Where a line in the listing below contains the word "panicle", copy that line.

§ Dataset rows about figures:
☆ ☆ ☆ ☆
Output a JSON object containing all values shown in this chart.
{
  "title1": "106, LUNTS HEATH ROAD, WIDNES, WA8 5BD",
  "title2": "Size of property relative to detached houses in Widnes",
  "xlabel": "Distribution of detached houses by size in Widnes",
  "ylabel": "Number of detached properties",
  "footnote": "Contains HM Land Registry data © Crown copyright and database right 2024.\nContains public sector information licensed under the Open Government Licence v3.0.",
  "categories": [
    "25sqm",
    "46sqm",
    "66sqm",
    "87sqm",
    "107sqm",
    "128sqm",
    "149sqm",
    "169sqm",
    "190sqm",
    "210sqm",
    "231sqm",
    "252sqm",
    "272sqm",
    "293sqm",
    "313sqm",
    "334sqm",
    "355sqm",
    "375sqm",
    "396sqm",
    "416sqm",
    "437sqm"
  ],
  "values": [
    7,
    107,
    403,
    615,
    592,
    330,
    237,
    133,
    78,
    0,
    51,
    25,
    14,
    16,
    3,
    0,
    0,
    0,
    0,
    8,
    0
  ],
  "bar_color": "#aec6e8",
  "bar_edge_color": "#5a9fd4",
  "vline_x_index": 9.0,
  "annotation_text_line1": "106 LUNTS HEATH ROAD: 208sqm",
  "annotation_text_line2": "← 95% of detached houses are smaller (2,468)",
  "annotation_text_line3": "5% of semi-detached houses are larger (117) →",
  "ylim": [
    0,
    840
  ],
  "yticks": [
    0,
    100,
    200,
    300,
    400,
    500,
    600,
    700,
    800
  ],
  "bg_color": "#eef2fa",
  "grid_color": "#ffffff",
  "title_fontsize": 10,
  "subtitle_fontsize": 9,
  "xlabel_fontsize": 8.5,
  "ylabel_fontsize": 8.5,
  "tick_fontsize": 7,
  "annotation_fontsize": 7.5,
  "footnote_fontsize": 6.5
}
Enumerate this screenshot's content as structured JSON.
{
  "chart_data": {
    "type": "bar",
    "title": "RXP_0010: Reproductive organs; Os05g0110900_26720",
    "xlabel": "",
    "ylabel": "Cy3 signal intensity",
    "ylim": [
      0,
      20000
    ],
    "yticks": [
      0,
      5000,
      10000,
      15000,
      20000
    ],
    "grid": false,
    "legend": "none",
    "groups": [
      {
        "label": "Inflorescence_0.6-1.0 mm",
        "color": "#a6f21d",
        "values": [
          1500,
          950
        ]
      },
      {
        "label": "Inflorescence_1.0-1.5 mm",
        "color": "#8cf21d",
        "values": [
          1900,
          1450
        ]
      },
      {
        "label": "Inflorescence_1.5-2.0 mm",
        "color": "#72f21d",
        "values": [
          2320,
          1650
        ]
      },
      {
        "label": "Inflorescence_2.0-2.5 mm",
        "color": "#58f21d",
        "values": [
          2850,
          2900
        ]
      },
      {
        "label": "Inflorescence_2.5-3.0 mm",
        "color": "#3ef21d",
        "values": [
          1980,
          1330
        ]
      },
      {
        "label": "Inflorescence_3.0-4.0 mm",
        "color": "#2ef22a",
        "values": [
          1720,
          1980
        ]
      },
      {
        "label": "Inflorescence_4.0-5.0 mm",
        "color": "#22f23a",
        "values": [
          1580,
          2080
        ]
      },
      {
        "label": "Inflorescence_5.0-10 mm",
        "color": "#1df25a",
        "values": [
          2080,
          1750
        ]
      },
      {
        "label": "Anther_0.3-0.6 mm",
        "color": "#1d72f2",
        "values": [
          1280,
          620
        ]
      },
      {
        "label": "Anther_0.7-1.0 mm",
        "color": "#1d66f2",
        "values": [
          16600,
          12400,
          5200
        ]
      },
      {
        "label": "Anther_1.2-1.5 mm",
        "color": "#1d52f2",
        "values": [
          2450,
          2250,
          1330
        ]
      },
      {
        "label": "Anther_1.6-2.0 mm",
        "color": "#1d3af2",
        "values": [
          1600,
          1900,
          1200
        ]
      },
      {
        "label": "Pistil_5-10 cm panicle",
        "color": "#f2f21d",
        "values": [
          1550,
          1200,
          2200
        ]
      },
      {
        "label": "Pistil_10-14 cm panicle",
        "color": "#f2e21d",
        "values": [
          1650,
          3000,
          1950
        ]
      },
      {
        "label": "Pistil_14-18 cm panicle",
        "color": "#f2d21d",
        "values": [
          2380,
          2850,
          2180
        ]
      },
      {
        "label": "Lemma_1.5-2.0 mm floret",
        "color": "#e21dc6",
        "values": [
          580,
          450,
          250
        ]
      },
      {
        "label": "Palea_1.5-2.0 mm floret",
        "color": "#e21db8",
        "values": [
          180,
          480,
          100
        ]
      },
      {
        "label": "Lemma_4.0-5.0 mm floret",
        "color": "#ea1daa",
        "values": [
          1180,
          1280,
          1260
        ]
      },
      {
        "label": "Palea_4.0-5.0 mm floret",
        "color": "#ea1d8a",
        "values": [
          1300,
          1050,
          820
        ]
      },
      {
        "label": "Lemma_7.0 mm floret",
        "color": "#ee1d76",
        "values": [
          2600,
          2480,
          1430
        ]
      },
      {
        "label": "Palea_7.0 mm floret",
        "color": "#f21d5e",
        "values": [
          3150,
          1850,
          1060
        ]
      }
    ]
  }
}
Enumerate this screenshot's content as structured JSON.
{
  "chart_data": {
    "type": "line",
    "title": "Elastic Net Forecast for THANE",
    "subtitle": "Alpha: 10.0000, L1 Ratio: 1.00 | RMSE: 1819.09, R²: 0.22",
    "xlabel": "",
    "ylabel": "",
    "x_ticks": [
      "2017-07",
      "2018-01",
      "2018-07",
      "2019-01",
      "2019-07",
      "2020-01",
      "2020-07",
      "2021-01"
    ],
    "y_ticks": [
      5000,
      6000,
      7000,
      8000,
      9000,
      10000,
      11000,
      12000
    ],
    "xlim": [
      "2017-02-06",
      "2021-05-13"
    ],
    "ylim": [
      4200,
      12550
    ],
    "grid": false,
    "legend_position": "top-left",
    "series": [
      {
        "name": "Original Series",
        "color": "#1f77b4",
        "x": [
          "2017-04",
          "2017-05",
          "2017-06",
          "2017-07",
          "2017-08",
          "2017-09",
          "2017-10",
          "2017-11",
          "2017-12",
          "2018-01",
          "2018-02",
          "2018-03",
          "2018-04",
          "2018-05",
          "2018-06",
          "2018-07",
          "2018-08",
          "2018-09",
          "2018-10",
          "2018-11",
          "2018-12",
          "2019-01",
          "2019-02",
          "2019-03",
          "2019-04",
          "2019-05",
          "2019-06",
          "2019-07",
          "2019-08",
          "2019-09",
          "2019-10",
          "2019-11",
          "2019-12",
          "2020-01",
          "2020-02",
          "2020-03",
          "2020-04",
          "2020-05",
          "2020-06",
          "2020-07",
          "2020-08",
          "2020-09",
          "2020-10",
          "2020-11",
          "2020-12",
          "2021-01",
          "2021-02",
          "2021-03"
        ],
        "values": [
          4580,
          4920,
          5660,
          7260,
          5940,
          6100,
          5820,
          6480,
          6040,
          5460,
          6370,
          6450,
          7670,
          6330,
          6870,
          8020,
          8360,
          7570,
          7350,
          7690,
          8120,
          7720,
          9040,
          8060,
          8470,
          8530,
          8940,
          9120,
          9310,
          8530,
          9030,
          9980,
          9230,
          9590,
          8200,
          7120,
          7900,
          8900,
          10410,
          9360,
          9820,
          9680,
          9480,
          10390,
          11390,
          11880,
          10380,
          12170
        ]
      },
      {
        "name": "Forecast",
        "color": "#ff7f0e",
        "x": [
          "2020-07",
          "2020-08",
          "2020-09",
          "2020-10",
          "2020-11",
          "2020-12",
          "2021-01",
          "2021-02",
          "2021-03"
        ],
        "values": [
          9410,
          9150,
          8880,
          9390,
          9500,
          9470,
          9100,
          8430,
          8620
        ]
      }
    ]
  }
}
☆ ☆ ☆ ☆
§ FULL SOLUTION:
        "label": "Pistil_5-10 cm panicle",
        "label": "Pistil_10-14 cm panicle",
        "label": "Pistil_14-18 cm panicle",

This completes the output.